MATERIAL FOR THIS TASK:

** BEGIN **

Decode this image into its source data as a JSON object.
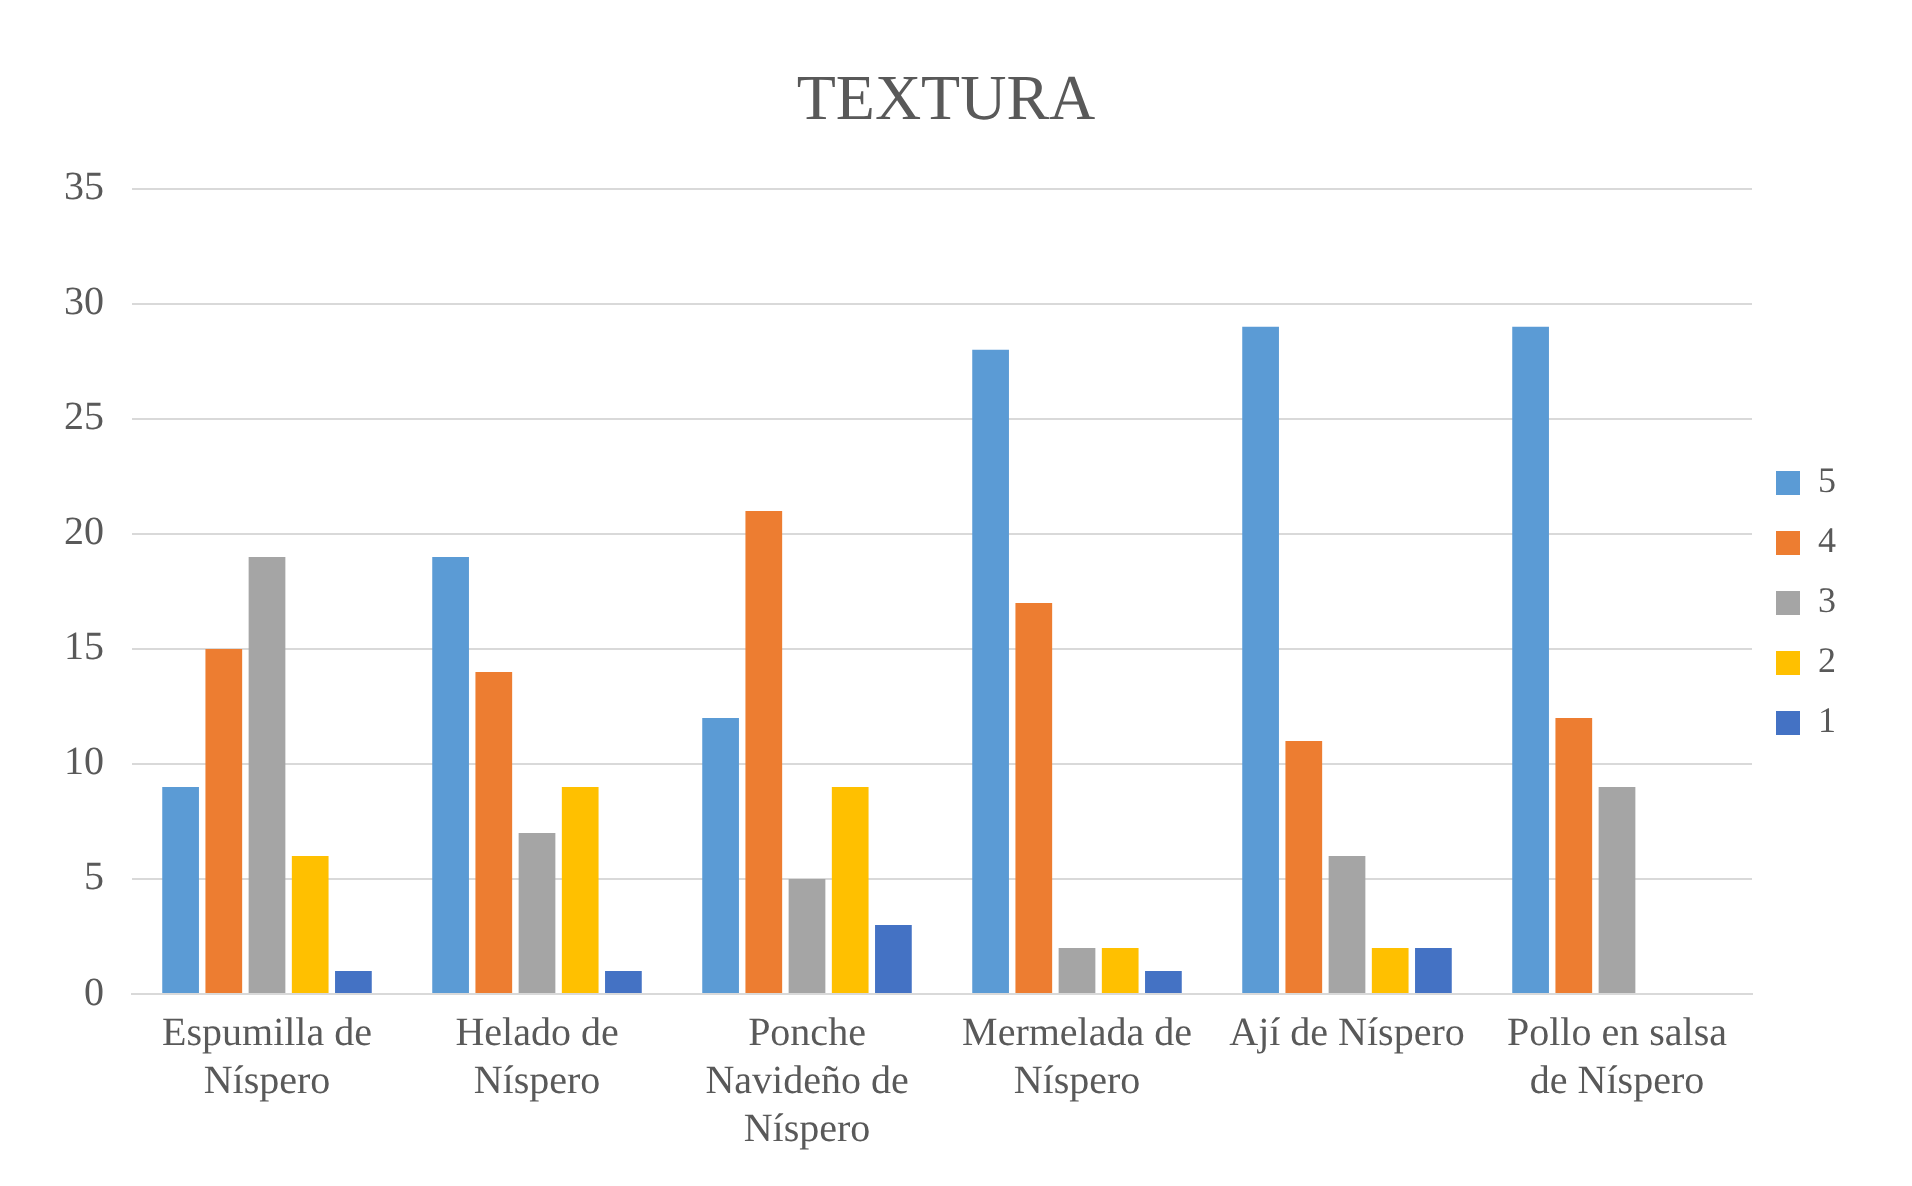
{
  "chart_data": {
    "type": "bar",
    "title": "TEXTURA",
    "categories": [
      "Espumilla de Níspero",
      "Helado de Níspero",
      "Ponche Navideño de Níspero",
      "Mermelada de Níspero",
      "Ají de Níspero",
      "Pollo en salsa de Níspero"
    ],
    "series": [
      {
        "name": "5",
        "color": "#5b9bd5",
        "values": [
          9,
          19,
          12,
          28,
          29,
          29
        ]
      },
      {
        "name": "4",
        "color": "#ed7d31",
        "values": [
          15,
          14,
          21,
          17,
          11,
          12
        ]
      },
      {
        "name": "3",
        "color": "#a5a5a5",
        "values": [
          19,
          7,
          5,
          2,
          6,
          9
        ]
      },
      {
        "name": "2",
        "color": "#ffc000",
        "values": [
          6,
          9,
          9,
          2,
          2,
          0
        ]
      },
      {
        "name": "1",
        "color": "#4472c4",
        "values": [
          1,
          1,
          3,
          1,
          2,
          0
        ]
      }
    ],
    "ylim": [
      0,
      35
    ],
    "yticks": [
      0,
      5,
      10,
      15,
      20,
      25,
      30,
      35
    ],
    "grid": "y",
    "legend": "right"
  }
}
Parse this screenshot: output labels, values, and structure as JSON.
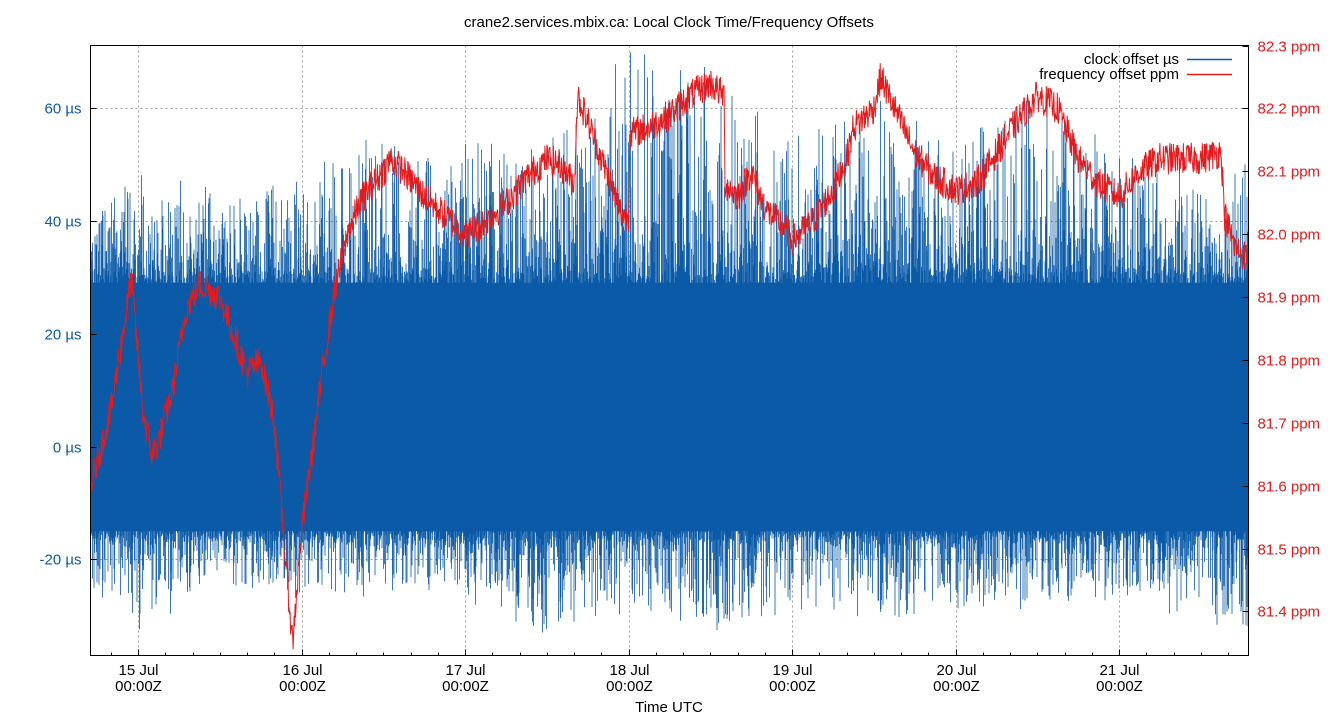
{
  "chart_data": {
    "type": "line",
    "title": "crane2.services.mbix.ca: Local Clock Time/Frequency Offsets",
    "xlabel": "Time UTC",
    "x_range": [
      "2023-07-14T17:00Z",
      "2023-07-21T19:00Z"
    ],
    "x_ticks": [
      {
        "t": "2023-07-15T00:00Z",
        "day": "15 Jul",
        "time": "00:00Z"
      },
      {
        "t": "2023-07-16T00:00Z",
        "day": "16 Jul",
        "time": "00:00Z"
      },
      {
        "t": "2023-07-17T00:00Z",
        "day": "17 Jul",
        "time": "00:00Z"
      },
      {
        "t": "2023-07-18T00:00Z",
        "day": "18 Jul",
        "time": "00:00Z"
      },
      {
        "t": "2023-07-19T00:00Z",
        "day": "19 Jul",
        "time": "00:00Z"
      },
      {
        "t": "2023-07-20T00:00Z",
        "day": "20 Jul",
        "time": "00:00Z"
      },
      {
        "t": "2023-07-21T00:00Z",
        "day": "21 Jul",
        "time": "00:00Z"
      }
    ],
    "y_left": {
      "range": [
        -37,
        71
      ],
      "ticks": [
        {
          "v": -20,
          "label": "-20 µs"
        },
        {
          "v": 0,
          "label": "0 µs"
        },
        {
          "v": 20,
          "label": "20 µs"
        },
        {
          "v": 40,
          "label": "40 µs"
        },
        {
          "v": 60,
          "label": "60 µs"
        }
      ]
    },
    "y_right": {
      "range": [
        81.33,
        82.3
      ],
      "ticks": [
        {
          "v": 81.4,
          "label": "81.4 ppm"
        },
        {
          "v": 81.5,
          "label": "81.5 ppm"
        },
        {
          "v": 81.6,
          "label": "81.6 ppm"
        },
        {
          "v": 81.7,
          "label": "81.7 ppm"
        },
        {
          "v": 81.8,
          "label": "81.8 ppm"
        },
        {
          "v": 81.9,
          "label": "81.9 ppm"
        },
        {
          "v": 82.0,
          "label": "82.0 ppm"
        },
        {
          "v": 82.1,
          "label": "82.1 ppm"
        },
        {
          "v": 82.2,
          "label": "82.2 ppm"
        },
        {
          "v": 82.3,
          "label": "82.3 ppm"
        }
      ]
    },
    "grid": true,
    "legend_position": "top-right",
    "series": [
      {
        "name": "clock offset µs",
        "axis": "left",
        "color": "#0a5aa8",
        "typical_band": [
          -15,
          29
        ],
        "extreme_range": [
          -37,
          70
        ],
        "points": [
          [
            "2023-07-14T17:00Z",
            -14,
            30,
            -27,
            45
          ],
          [
            "2023-07-15T00:00Z",
            -15,
            30,
            -32,
            48
          ],
          [
            "2023-07-15T12:00Z",
            -15,
            29,
            -25,
            44
          ],
          [
            "2023-07-16T00:00Z",
            -15,
            29,
            -27,
            47
          ],
          [
            "2023-07-16T12:00Z",
            -15,
            29,
            -26,
            56
          ],
          [
            "2023-07-17T00:00Z",
            -15,
            29,
            -26,
            53
          ],
          [
            "2023-07-17T12:00Z",
            -15,
            29,
            -34,
            54
          ],
          [
            "2023-07-18T00:00Z",
            -15,
            29,
            -28,
            70
          ],
          [
            "2023-07-18T12:00Z",
            -15,
            29,
            -32,
            66
          ],
          [
            "2023-07-19T00:00Z",
            -15,
            29,
            -29,
            55
          ],
          [
            "2023-07-19T12:00Z",
            -15,
            29,
            -30,
            60
          ],
          [
            "2023-07-20T00:00Z",
            -15,
            29,
            -28,
            55
          ],
          [
            "2023-07-20T12:00Z",
            -15,
            29,
            -28,
            62
          ],
          [
            "2023-07-21T00:00Z",
            -15,
            29,
            -27,
            52
          ],
          [
            "2023-07-21T19:00Z",
            -15,
            29,
            -33,
            49
          ]
        ]
      },
      {
        "name": "frequency offset ppm",
        "axis": "right",
        "color": "#e41a1c",
        "points": [
          [
            "2023-07-14T17:00Z",
            81.6
          ],
          [
            "2023-07-14T20:00Z",
            81.72
          ],
          [
            "2023-07-14T23:00Z",
            81.93
          ],
          [
            "2023-07-15T00:40Z",
            81.72
          ],
          [
            "2023-07-15T02:00Z",
            81.65
          ],
          [
            "2023-07-15T03:00Z",
            81.67
          ],
          [
            "2023-07-15T05:00Z",
            81.75
          ],
          [
            "2023-07-15T07:00Z",
            81.88
          ],
          [
            "2023-07-15T09:00Z",
            81.92
          ],
          [
            "2023-07-15T12:00Z",
            81.9
          ],
          [
            "2023-07-15T14:00Z",
            81.84
          ],
          [
            "2023-07-15T16:00Z",
            81.78
          ],
          [
            "2023-07-15T18:00Z",
            81.8
          ],
          [
            "2023-07-15T20:00Z",
            81.7
          ],
          [
            "2023-07-15T21:30Z",
            81.5
          ],
          [
            "2023-07-15T22:40Z",
            81.35
          ],
          [
            "2023-07-16T00:00Z",
            81.53
          ],
          [
            "2023-07-16T01:30Z",
            81.65
          ],
          [
            "2023-07-16T03:00Z",
            81.78
          ],
          [
            "2023-07-16T05:00Z",
            81.92
          ],
          [
            "2023-07-16T07:00Z",
            82.01
          ],
          [
            "2023-07-16T09:00Z",
            82.06
          ],
          [
            "2023-07-16T12:00Z",
            82.1
          ],
          [
            "2023-07-16T13:00Z",
            82.12
          ],
          [
            "2023-07-16T15:00Z",
            82.1
          ],
          [
            "2023-07-16T18:00Z",
            82.06
          ],
          [
            "2023-07-16T21:00Z",
            82.03
          ],
          [
            "2023-07-17T00:00Z",
            82.0
          ],
          [
            "2023-07-17T03:00Z",
            82.02
          ],
          [
            "2023-07-17T06:00Z",
            82.05
          ],
          [
            "2023-07-17T09:00Z",
            82.09
          ],
          [
            "2023-07-17T12:00Z",
            82.12
          ],
          [
            "2023-07-17T14:00Z",
            82.11
          ],
          [
            "2023-07-17T16:00Z",
            82.08
          ],
          [
            "2023-07-17T16:30Z",
            82.22
          ],
          [
            "2023-07-17T18:00Z",
            82.18
          ],
          [
            "2023-07-17T20:00Z",
            82.12
          ],
          [
            "2023-07-17T22:00Z",
            82.06
          ],
          [
            "2023-07-17T23:00Z",
            82.03
          ],
          [
            "2023-07-18T00:00Z",
            82.03
          ],
          [
            "2023-07-18T00:10Z",
            82.16
          ],
          [
            "2023-07-18T03:00Z",
            82.17
          ],
          [
            "2023-07-18T06:00Z",
            82.19
          ],
          [
            "2023-07-18T09:00Z",
            82.22
          ],
          [
            "2023-07-18T12:00Z",
            82.24
          ],
          [
            "2023-07-18T14:00Z",
            82.22
          ],
          [
            "2023-07-18T14:10Z",
            82.08
          ],
          [
            "2023-07-18T16:00Z",
            82.06
          ],
          [
            "2023-07-18T18:00Z",
            82.1
          ],
          [
            "2023-07-18T20:00Z",
            82.04
          ],
          [
            "2023-07-18T23:00Z",
            82.01
          ],
          [
            "2023-07-19T00:00Z",
            81.99
          ],
          [
            "2023-07-19T03:00Z",
            82.02
          ],
          [
            "2023-07-19T06:00Z",
            82.07
          ],
          [
            "2023-07-19T08:00Z",
            82.12
          ],
          [
            "2023-07-19T09:00Z",
            82.17
          ],
          [
            "2023-07-19T12:00Z",
            82.2
          ],
          [
            "2023-07-19T13:00Z",
            82.25
          ],
          [
            "2023-07-19T15:00Z",
            82.2
          ],
          [
            "2023-07-19T18:00Z",
            82.13
          ],
          [
            "2023-07-19T21:00Z",
            82.09
          ],
          [
            "2023-07-20T00:00Z",
            82.07
          ],
          [
            "2023-07-20T03:00Z",
            82.08
          ],
          [
            "2023-07-20T06:00Z",
            82.13
          ],
          [
            "2023-07-20T09:00Z",
            82.18
          ],
          [
            "2023-07-20T12:00Z",
            82.22
          ],
          [
            "2023-07-20T15:00Z",
            82.2
          ],
          [
            "2023-07-20T18:00Z",
            82.12
          ],
          [
            "2023-07-20T21:00Z",
            82.08
          ],
          [
            "2023-07-21T00:00Z",
            82.06
          ],
          [
            "2023-07-21T03:00Z",
            82.1
          ],
          [
            "2023-07-21T06:00Z",
            82.12
          ],
          [
            "2023-07-21T09:00Z",
            82.12
          ],
          [
            "2023-07-21T12:00Z",
            82.12
          ],
          [
            "2023-07-21T15:00Z",
            82.13
          ],
          [
            "2023-07-21T15:30Z",
            82.03
          ],
          [
            "2023-07-21T17:00Z",
            81.98
          ],
          [
            "2023-07-21T19:00Z",
            81.96
          ]
        ]
      }
    ]
  }
}
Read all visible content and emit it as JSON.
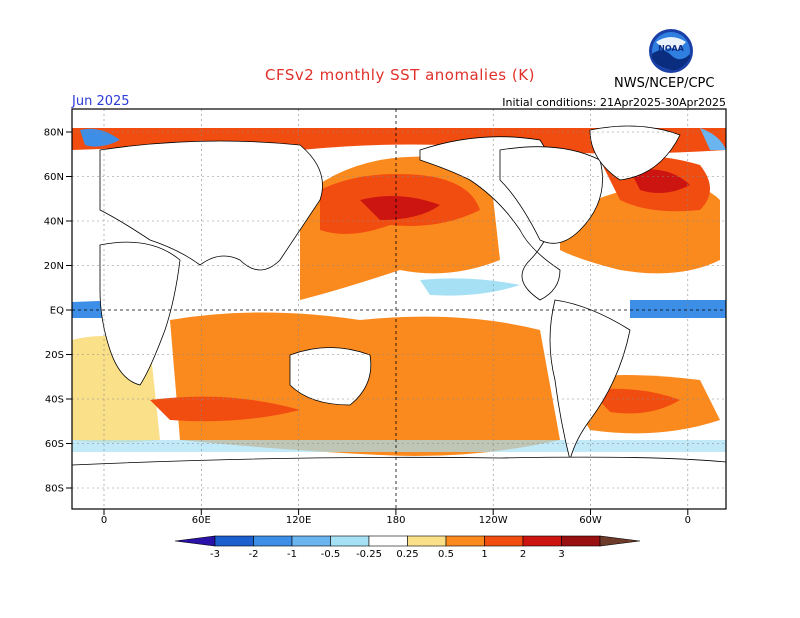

** END **

OBJECTIVE: Show all lines in the entries above where the word "title" appears.

SOLUTION TO THIS PROBLEM:
    "title": "TEXTURA",
    "title": "crane2.services.mbix.ca: Local Clock Time/Frequency Offsets",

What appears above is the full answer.